_What needs to be done_. Images do not belong in the copy. Retype all the entries below exactly.

--- BEGIN Exercise data ---

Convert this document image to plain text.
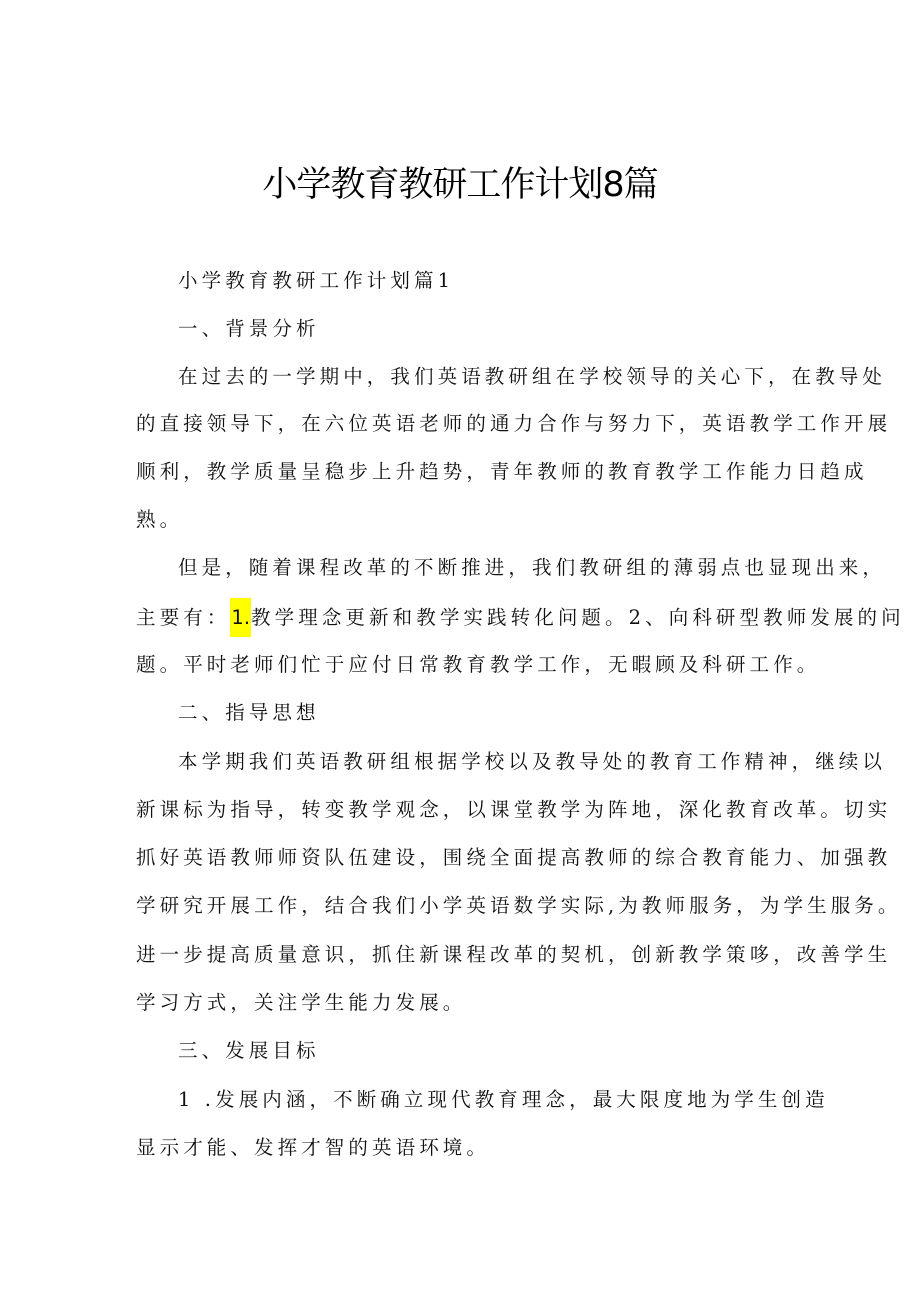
小学教育教研工作计划8篇
小学教育教研工作计划篇1
一、背景分析
在过去的一学期中，我们英语教研组在学校领导的关心下，在教导处
的直接领导下，在六位英语老师的通力合作与努力下，英语教学工作开展
顺利，教学质量呈稳步上升趋势，青年教师的教育教学工作能力日趋成
熟。
但是，随着课程改革的不断推进，我们教研组的薄弱点也显现出来，
主要有：1.教学理念更新和教学实践转化问题。2、向科研型教师发展的问
题。平时老师们忙于应付日常教育教学工作，无暇顾及科研工作。
二、指导思想
本学期我们英语教研组根据学校以及教导处的教育工作精神，继续以
新课标为指导，转变教学观念，以课堂教学为阵地，深化教育改革。切实
抓好英语教师师资队伍建设，围绕全面提高教师的综合教育能力、加强教
学研究开展工作，结合我们小学英语数学实际,为教师服务，为学生服务。
进一步提高质量意识，抓住新课程改革的契机，创新教学策哆，改善学生
学习方式，关注学生能力发展。
三、发展目标
1 .发展内涵，不断确立现代教育理念，最大限度地为学生创造
显示才能、发挥才智的英语环境。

--- END Exercise data ---

_Result of this task_.
Convert this document image to plain text.
小学教育教研工作计划8篇
小学教育教研工作计划篇1
一、背景分析
在过去的一学期中，我们英语教研组在学校领导的关心下，在教导处
的直接领导下，在六位英语老师的通力合作与努力下，英语教学工作开展
顺利，教学质量呈稳步上升趋势，青年教师的教育教学工作能力日趋成
熟。
但是，随着课程改革的不断推进，我们教研组的薄弱点也显现出来，
主要有：1.教学理念更新和教学实践转化问题。2、向科研型教师发展的问
题。平时老师们忙于应付日常教育教学工作，无暇顾及科研工作。
二、指导思想
本学期我们英语教研组根据学校以及教导处的教育工作精神，继续以
新课标为指导，转变教学观念，以课堂教学为阵地，深化教育改革。切实
抓好英语教师师资队伍建设，围绕全面提高教师的综合教育能力、加强教
学研究开展工作，结合我们小学英语数学实际,为教师服务，为学生服务。
进一步提高质量意识，抓住新课程改革的契机，创新教学策哆，改善学生
学习方式，关注学生能力发展。
三、发展目标
1 .发展内涵，不断确立现代教育理念，最大限度地为学生创造
显示才能、发挥才智的英语环境。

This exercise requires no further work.